→ **Aim of the exercise**: Write out every entry exactly as given, but omit the pictures.

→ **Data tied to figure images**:

==============================

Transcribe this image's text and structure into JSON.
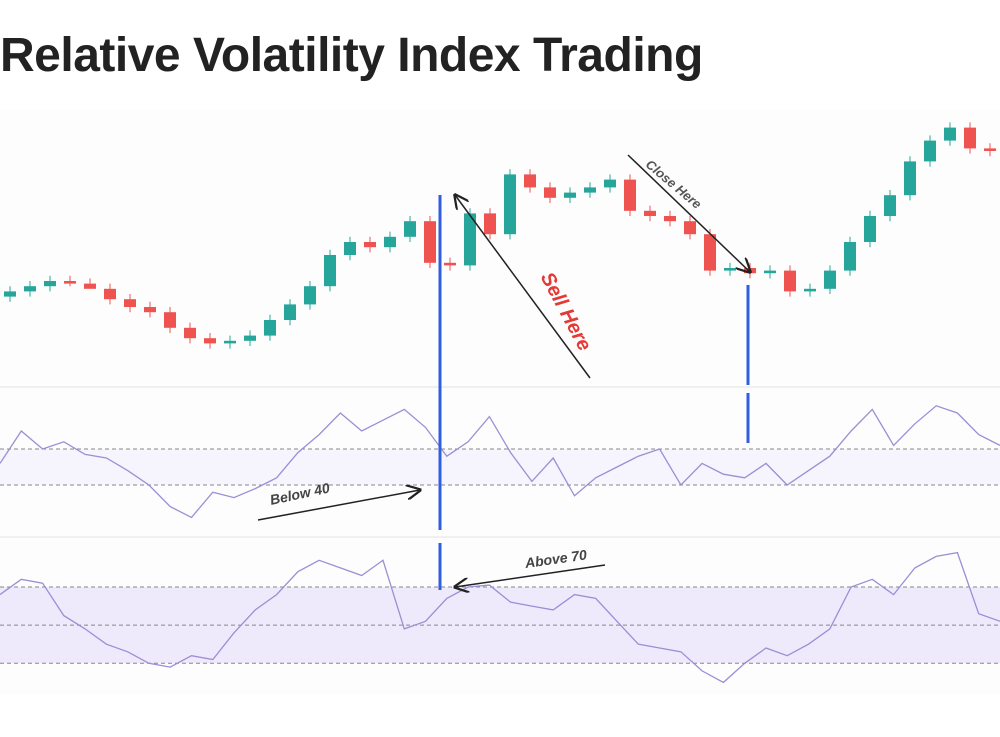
{
  "title": "Relative Volatility Index Trading",
  "chart_data": [
    {
      "type": "candlestick",
      "ylim": [
        0,
        105
      ],
      "up_color": "#26a69a",
      "down_color": "#ef5350",
      "open": [
        34,
        36,
        38,
        40,
        39,
        37,
        33,
        30,
        28,
        22,
        18,
        16,
        17,
        19,
        25,
        31,
        38,
        50,
        55,
        53,
        57,
        63,
        47,
        46,
        66,
        58,
        81,
        76,
        72,
        74,
        76,
        79,
        67,
        65,
        63,
        58,
        44,
        45,
        43,
        44,
        36,
        37,
        44,
        55,
        65,
        73,
        86,
        94,
        99,
        91
      ],
      "high": [
        38,
        40,
        42,
        42,
        41,
        39,
        35,
        32,
        30,
        24,
        20,
        19,
        21,
        27,
        33,
        40,
        52,
        57,
        57,
        59,
        65,
        65,
        49,
        68,
        68,
        83,
        83,
        78,
        76,
        78,
        81,
        81,
        69,
        67,
        65,
        60,
        47,
        47,
        46,
        46,
        39,
        46,
        57,
        67,
        75,
        88,
        96,
        101,
        101,
        93
      ],
      "low": [
        32,
        34,
        36,
        38,
        37,
        31,
        28,
        26,
        20,
        16,
        14,
        14,
        15,
        17,
        23,
        29,
        36,
        48,
        51,
        51,
        55,
        45,
        44,
        44,
        56,
        56,
        74,
        70,
        70,
        72,
        74,
        65,
        63,
        61,
        56,
        42,
        42,
        41,
        41,
        34,
        34,
        35,
        42,
        53,
        63,
        71,
        84,
        92,
        89,
        88
      ],
      "close": [
        36,
        38,
        40,
        39,
        37,
        33,
        30,
        28,
        22,
        18,
        16,
        17,
        19,
        25,
        31,
        38,
        50,
        55,
        53,
        57,
        63,
        47,
        46,
        66,
        58,
        81,
        76,
        72,
        74,
        76,
        79,
        67,
        65,
        63,
        58,
        44,
        45,
        43,
        44,
        36,
        37,
        44,
        55,
        65,
        73,
        86,
        94,
        99,
        91,
        90
      ],
      "annotations": [
        "Sell Here",
        "Close Here"
      ]
    },
    {
      "type": "line",
      "ylim": [
        10,
        90
      ],
      "color": "#9a8fd4",
      "levels": [
        40,
        60
      ],
      "band": [
        40,
        60
      ],
      "band_color": "#f6f4fc",
      "values": [
        52,
        70,
        60,
        64,
        57,
        55,
        48,
        40,
        28,
        22,
        36,
        33,
        38,
        44,
        58,
        68,
        80,
        70,
        76,
        82,
        72,
        56,
        64,
        78,
        58,
        42,
        55,
        34,
        44,
        50,
        56,
        60,
        40,
        52,
        46,
        44,
        52,
        40,
        48,
        56,
        70,
        82,
        62,
        74,
        84,
        80,
        68,
        62
      ],
      "annotations": [
        "Below 40"
      ]
    },
    {
      "type": "line",
      "ylim": [
        16,
        92
      ],
      "color": "#9a8fd4",
      "levels": [
        30,
        50,
        70
      ],
      "band": [
        30,
        70
      ],
      "band_color": "#efeafb",
      "values": [
        66,
        74,
        72,
        55,
        48,
        40,
        36,
        30,
        28,
        34,
        32,
        46,
        58,
        66,
        78,
        84,
        80,
        76,
        84,
        48,
        52,
        64,
        70,
        71,
        62,
        60,
        58,
        66,
        64,
        52,
        40,
        38,
        36,
        26,
        20,
        30,
        38,
        34,
        40,
        48,
        70,
        74,
        66,
        80,
        86,
        88,
        56,
        52
      ],
      "annotations": [
        "Above 70"
      ]
    }
  ]
}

==============================

→ **Answer to this problem**:
Transcribe this image's text and structure into JSON.
{
  "title": "Relative Volatility Index Trading",
  "chart_data": [
    {
      "type": "candlestick",
      "ylim": [
        0,
        105
      ],
      "up_color": "#26a69a",
      "down_color": "#ef5350",
      "open": [
        34,
        36,
        38,
        40,
        39,
        37,
        33,
        30,
        28,
        22,
        18,
        16,
        17,
        19,
        25,
        31,
        38,
        50,
        55,
        53,
        57,
        63,
        47,
        46,
        66,
        58,
        81,
        76,
        72,
        74,
        76,
        79,
        67,
        65,
        63,
        58,
        44,
        45,
        43,
        44,
        36,
        37,
        44,
        55,
        65,
        73,
        86,
        94,
        99,
        91
      ],
      "high": [
        38,
        40,
        42,
        42,
        41,
        39,
        35,
        32,
        30,
        24,
        20,
        19,
        21,
        27,
        33,
        40,
        52,
        57,
        57,
        59,
        65,
        65,
        49,
        68,
        68,
        83,
        83,
        78,
        76,
        78,
        81,
        81,
        69,
        67,
        65,
        60,
        47,
        47,
        46,
        46,
        39,
        46,
        57,
        67,
        75,
        88,
        96,
        101,
        101,
        93
      ],
      "low": [
        32,
        34,
        36,
        38,
        37,
        31,
        28,
        26,
        20,
        16,
        14,
        14,
        15,
        17,
        23,
        29,
        36,
        48,
        51,
        51,
        55,
        45,
        44,
        44,
        56,
        56,
        74,
        70,
        70,
        72,
        74,
        65,
        63,
        61,
        56,
        42,
        42,
        41,
        41,
        34,
        34,
        35,
        42,
        53,
        63,
        71,
        84,
        92,
        89,
        88
      ],
      "close": [
        36,
        38,
        40,
        39,
        37,
        33,
        30,
        28,
        22,
        18,
        16,
        17,
        19,
        25,
        31,
        38,
        50,
        55,
        53,
        57,
        63,
        47,
        46,
        66,
        58,
        81,
        76,
        72,
        74,
        76,
        79,
        67,
        65,
        63,
        58,
        44,
        45,
        43,
        44,
        36,
        37,
        44,
        55,
        65,
        73,
        86,
        94,
        99,
        91,
        90
      ],
      "annotations": [
        "Sell Here",
        "Close Here"
      ]
    },
    {
      "type": "line",
      "ylim": [
        10,
        90
      ],
      "color": "#9a8fd4",
      "levels": [
        40,
        60
      ],
      "band": [
        40,
        60
      ],
      "band_color": "#f6f4fc",
      "values": [
        52,
        70,
        60,
        64,
        57,
        55,
        48,
        40,
        28,
        22,
        36,
        33,
        38,
        44,
        58,
        68,
        80,
        70,
        76,
        82,
        72,
        56,
        64,
        78,
        58,
        42,
        55,
        34,
        44,
        50,
        56,
        60,
        40,
        52,
        46,
        44,
        52,
        40,
        48,
        56,
        70,
        82,
        62,
        74,
        84,
        80,
        68,
        62
      ],
      "annotations": [
        "Below 40"
      ]
    },
    {
      "type": "line",
      "ylim": [
        16,
        92
      ],
      "color": "#9a8fd4",
      "levels": [
        30,
        50,
        70
      ],
      "band": [
        30,
        70
      ],
      "band_color": "#efeafb",
      "values": [
        66,
        74,
        72,
        55,
        48,
        40,
        36,
        30,
        28,
        34,
        32,
        46,
        58,
        66,
        78,
        84,
        80,
        76,
        84,
        48,
        52,
        64,
        70,
        71,
        62,
        60,
        58,
        66,
        64,
        52,
        40,
        38,
        36,
        26,
        20,
        30,
        38,
        34,
        40,
        48,
        70,
        74,
        66,
        80,
        86,
        88,
        56,
        52
      ],
      "annotations": [
        "Above 70"
      ]
    }
  ]
}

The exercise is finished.